> **DIRECTIVE**
In the entries, find all lines that hold the word "answer" and copy them.

> **MATERIAL TO PROCESS**
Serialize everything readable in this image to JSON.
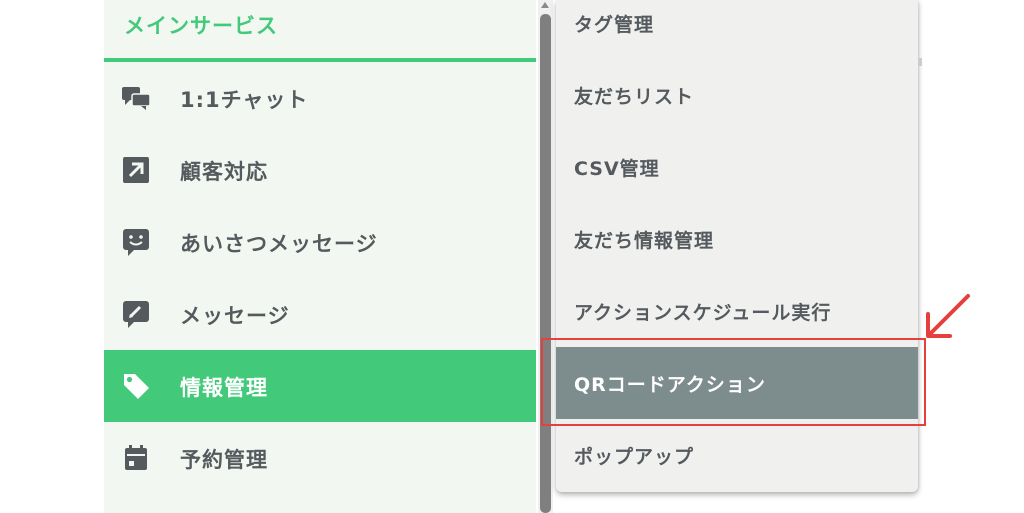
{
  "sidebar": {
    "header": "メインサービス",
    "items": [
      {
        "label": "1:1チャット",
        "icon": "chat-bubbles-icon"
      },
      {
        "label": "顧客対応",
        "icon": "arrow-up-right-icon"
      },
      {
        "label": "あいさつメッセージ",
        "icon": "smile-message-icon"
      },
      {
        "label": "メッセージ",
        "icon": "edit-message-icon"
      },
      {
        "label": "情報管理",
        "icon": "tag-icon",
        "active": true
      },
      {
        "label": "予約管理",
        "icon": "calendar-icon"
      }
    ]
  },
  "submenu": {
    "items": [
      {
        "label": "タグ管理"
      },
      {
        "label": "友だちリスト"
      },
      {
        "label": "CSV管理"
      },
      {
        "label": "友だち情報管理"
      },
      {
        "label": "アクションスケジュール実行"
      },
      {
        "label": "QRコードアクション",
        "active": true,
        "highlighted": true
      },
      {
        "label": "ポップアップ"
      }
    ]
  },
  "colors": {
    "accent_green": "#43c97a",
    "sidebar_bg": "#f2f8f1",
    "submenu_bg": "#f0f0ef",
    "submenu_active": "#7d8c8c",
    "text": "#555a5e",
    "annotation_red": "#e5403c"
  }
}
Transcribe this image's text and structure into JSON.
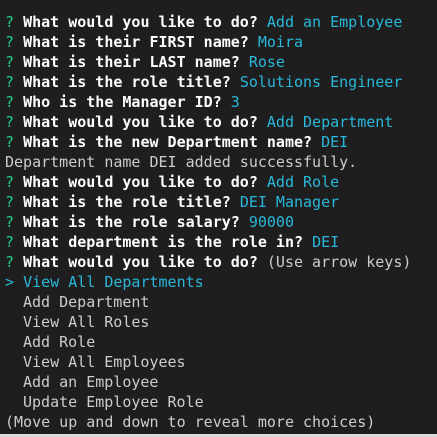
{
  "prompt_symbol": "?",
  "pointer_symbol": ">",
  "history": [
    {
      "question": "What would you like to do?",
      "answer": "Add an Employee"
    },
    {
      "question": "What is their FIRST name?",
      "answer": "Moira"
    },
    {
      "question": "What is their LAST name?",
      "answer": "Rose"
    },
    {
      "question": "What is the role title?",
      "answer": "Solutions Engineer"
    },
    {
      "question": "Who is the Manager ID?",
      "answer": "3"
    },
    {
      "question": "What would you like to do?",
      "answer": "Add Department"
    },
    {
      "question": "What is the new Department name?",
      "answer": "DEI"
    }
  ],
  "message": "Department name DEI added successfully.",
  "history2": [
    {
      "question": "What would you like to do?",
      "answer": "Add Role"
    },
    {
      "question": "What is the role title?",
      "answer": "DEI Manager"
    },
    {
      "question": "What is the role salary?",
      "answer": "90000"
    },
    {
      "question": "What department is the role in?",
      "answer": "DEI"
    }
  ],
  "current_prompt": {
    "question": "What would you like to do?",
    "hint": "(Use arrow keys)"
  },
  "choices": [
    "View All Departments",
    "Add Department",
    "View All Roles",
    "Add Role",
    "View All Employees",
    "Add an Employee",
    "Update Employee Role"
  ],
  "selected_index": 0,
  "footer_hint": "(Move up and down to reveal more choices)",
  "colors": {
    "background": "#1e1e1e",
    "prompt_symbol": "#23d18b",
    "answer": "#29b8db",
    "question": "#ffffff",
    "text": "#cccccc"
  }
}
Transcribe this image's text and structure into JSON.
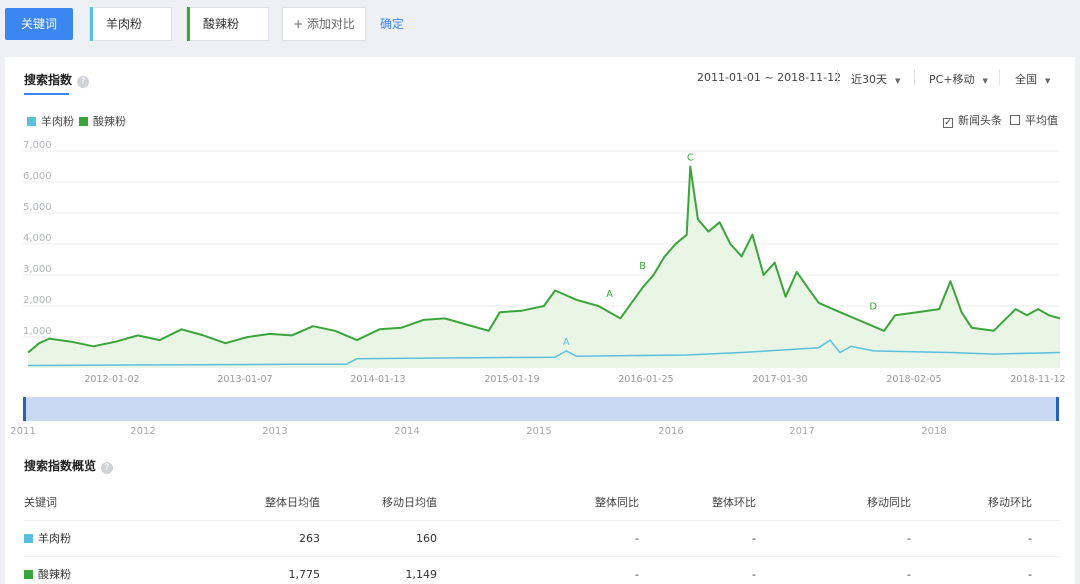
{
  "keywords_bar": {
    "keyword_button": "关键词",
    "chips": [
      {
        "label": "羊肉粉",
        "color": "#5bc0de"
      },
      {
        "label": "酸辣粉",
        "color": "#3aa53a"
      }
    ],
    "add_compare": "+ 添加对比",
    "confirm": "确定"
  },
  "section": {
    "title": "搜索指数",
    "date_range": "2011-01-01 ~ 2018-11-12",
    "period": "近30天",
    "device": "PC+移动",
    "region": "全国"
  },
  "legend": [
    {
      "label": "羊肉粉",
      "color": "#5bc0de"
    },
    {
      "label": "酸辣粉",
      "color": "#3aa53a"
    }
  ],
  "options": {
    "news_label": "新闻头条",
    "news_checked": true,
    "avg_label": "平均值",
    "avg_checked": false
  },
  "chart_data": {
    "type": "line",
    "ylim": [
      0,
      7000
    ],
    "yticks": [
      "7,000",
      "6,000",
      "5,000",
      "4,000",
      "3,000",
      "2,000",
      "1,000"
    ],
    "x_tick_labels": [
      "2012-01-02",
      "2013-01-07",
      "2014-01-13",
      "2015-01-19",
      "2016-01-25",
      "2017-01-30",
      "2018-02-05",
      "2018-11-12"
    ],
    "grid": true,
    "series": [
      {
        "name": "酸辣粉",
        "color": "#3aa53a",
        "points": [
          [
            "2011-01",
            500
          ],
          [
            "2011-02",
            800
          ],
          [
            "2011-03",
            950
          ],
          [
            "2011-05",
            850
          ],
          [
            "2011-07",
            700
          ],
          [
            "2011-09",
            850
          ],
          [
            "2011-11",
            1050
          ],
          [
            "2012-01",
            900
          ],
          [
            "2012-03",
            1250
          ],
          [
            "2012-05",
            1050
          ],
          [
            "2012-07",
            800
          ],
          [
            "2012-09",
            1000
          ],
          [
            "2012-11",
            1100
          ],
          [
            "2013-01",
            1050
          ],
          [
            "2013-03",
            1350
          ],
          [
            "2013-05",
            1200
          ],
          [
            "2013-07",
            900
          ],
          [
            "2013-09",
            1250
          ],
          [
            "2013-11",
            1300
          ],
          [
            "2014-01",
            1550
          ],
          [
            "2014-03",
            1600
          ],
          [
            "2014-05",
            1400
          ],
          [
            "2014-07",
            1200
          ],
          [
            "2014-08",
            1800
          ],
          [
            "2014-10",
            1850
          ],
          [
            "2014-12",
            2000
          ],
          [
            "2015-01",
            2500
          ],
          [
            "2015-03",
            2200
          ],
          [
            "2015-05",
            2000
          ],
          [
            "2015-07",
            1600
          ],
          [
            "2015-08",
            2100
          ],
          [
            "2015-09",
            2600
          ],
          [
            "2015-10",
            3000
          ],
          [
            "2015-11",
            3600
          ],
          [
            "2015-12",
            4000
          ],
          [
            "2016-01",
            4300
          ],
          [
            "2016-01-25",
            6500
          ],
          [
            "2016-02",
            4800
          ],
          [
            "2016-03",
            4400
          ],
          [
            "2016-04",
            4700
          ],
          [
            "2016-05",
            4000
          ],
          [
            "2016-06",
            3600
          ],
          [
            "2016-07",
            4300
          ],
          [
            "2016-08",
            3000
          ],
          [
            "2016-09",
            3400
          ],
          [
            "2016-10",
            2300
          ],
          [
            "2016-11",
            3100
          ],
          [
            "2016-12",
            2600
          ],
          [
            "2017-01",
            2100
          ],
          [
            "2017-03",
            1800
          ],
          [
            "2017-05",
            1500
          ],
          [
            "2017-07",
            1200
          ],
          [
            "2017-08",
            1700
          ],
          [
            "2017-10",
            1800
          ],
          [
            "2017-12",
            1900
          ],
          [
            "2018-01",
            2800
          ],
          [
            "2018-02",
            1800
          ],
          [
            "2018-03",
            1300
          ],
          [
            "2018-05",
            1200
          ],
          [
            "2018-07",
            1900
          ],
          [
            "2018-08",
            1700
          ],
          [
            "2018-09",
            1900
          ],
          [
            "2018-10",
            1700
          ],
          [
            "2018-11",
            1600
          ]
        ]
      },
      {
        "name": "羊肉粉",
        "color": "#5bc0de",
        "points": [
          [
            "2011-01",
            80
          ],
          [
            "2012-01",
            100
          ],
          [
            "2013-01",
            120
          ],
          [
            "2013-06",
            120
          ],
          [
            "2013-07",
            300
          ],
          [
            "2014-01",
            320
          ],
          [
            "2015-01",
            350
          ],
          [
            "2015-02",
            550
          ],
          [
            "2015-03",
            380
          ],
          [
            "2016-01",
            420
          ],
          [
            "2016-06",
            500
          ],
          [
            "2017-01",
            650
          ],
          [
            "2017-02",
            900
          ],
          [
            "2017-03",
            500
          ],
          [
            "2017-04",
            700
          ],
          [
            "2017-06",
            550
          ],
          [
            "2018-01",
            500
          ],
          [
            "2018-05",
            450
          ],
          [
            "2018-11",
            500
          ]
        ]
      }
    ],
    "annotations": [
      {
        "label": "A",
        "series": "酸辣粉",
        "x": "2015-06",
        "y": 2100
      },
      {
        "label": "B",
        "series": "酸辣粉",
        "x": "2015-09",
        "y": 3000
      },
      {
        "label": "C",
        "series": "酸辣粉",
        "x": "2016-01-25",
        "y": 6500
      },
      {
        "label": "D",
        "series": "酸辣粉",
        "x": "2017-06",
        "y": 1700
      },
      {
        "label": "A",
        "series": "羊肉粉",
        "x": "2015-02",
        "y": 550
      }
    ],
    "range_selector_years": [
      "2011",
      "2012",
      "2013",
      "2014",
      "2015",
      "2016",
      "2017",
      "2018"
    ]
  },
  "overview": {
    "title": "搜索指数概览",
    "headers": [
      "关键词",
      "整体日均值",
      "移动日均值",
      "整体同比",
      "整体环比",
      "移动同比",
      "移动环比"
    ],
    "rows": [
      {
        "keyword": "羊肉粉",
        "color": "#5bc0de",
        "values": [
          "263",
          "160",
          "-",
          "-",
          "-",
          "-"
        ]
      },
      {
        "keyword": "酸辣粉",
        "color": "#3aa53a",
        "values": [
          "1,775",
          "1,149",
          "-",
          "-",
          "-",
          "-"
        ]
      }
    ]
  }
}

> **FULL OUTPUT**
      "answer": "Add an Employee"
      "answer": "Moira"
      "answer": "Rose"
      "answer": "Solutions Engineer"
      "answer": "3"
      "answer": "Add Department"
      "answer": "DEI"
      "answer": "Add Role"
      "answer": "DEI Manager"
      "answer": "90000"
      "answer": "DEI"
    "answer": "#29b8db",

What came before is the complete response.